----- Data records -----
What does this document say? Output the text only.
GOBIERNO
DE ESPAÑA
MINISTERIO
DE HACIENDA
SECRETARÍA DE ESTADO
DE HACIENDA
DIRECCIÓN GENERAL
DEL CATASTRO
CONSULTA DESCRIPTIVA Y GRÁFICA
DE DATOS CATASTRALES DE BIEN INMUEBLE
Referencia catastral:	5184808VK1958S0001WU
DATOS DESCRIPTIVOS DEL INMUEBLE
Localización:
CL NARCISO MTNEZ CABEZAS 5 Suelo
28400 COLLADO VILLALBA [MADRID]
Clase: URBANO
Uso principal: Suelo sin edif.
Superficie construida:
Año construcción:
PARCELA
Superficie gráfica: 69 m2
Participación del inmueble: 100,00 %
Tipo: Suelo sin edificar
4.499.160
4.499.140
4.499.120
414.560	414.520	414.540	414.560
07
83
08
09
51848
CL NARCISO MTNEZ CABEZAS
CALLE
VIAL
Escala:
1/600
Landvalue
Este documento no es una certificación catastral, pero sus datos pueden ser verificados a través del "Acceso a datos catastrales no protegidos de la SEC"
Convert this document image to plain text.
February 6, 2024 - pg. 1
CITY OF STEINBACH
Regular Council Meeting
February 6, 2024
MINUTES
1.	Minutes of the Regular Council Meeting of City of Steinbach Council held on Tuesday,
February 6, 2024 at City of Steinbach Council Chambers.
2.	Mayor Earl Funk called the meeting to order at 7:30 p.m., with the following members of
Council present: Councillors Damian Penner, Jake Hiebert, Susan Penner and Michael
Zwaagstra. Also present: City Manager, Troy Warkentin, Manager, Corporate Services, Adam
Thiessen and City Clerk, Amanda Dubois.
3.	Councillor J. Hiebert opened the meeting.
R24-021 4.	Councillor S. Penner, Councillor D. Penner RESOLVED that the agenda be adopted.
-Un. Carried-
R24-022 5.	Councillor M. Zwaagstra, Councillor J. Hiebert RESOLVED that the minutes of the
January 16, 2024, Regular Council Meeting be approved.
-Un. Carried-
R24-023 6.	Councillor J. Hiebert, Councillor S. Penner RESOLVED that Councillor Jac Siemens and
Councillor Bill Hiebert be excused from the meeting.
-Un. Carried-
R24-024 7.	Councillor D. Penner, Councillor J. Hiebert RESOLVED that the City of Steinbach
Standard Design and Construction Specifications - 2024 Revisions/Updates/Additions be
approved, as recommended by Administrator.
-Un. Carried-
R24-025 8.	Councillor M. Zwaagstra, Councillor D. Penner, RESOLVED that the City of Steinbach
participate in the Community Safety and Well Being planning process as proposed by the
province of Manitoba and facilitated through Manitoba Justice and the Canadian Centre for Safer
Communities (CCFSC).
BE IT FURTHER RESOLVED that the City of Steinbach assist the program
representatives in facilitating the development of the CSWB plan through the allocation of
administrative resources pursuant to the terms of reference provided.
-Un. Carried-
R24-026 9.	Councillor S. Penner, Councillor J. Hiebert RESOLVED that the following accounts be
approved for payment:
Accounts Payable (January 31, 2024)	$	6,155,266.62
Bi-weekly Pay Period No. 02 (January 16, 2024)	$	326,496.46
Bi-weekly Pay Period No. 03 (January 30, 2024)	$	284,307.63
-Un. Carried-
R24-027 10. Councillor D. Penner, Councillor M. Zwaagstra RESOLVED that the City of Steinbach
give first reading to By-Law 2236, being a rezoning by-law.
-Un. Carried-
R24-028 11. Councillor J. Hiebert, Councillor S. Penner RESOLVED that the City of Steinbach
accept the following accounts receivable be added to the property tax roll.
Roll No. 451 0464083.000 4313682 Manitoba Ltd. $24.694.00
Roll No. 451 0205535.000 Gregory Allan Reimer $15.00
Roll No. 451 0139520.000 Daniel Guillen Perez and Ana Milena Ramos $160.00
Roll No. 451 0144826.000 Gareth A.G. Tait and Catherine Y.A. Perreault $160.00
-----
### Exercise objective
Search the data for the word "Superficie" and copy each line where it appears.

### Solution for this problem
Superficie construida:
Superficie gráfica: 69 m2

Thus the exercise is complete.